Written exercise – Will you quote all of the entries, word for word?

Information given –
═══
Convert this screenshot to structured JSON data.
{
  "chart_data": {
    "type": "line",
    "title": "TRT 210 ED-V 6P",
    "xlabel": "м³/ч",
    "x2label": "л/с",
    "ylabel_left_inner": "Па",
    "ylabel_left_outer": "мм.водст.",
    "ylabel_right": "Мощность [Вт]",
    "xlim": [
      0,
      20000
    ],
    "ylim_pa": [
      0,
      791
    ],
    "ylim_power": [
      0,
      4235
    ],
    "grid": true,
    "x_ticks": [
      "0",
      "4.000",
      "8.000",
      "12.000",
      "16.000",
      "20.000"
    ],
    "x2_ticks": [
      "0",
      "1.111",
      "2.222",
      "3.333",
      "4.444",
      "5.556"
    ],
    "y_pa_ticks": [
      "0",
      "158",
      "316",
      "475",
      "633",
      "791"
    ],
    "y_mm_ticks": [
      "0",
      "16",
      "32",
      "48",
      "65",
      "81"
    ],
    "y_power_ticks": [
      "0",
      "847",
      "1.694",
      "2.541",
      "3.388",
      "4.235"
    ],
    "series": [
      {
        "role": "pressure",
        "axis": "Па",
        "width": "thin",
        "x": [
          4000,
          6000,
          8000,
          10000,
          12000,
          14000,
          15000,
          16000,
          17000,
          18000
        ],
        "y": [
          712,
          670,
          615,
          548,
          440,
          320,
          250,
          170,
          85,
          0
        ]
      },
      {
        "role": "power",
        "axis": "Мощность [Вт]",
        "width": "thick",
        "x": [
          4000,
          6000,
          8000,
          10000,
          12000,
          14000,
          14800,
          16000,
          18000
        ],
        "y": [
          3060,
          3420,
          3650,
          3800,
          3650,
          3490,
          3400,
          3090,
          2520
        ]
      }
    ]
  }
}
═══
Answer for the task –
Convert this screenshot to structured JSON data.
{
  "chart_data": {
    "type": "line",
    "title": "TRT 210 ED-V 6P",
    "xlabel": "м³/ч",
    "x2label": "л/с",
    "ylabel_left_inner": "Па",
    "ylabel_left_outer": "мм.водст.",
    "ylabel_right": "Мощность [Вт]",
    "xlim": [
      0,
      20000
    ],
    "ylim_pa": [
      0,
      791
    ],
    "ylim_power": [
      0,
      4235
    ],
    "grid": true,
    "x_ticks": [
      "0",
      "4.000",
      "8.000",
      "12.000",
      "16.000",
      "20.000"
    ],
    "x2_ticks": [
      "0",
      "1.111",
      "2.222",
      "3.333",
      "4.444",
      "5.556"
    ],
    "y_pa_ticks": [
      "0",
      "158",
      "316",
      "475",
      "633",
      "791"
    ],
    "y_mm_ticks": [
      "0",
      "16",
      "32",
      "48",
      "65",
      "81"
    ],
    "y_power_ticks": [
      "0",
      "847",
      "1.694",
      "2.541",
      "3.388",
      "4.235"
    ],
    "series": [
      {
        "role": "pressure",
        "axis": "Па",
        "width": "thin",
        "x": [
          4000,
          6000,
          8000,
          10000,
          12000,
          14000,
          15000,
          16000,
          17000,
          18000
        ],
        "y": [
          712,
          670,
          615,
          548,
          440,
          320,
          250,
          170,
          85,
          0
        ]
      },
      {
        "role": "power",
        "axis": "Мощность [Вт]",
        "width": "thick",
        "x": [
          4000,
          6000,
          8000,
          10000,
          12000,
          14000,
          14800,
          16000,
          18000
        ],
        "y": [
          3060,
          3420,
          3650,
          3800,
          3650,
          3490,
          3400,
          3090,
          2520
        ]
      }
    ]
  }
}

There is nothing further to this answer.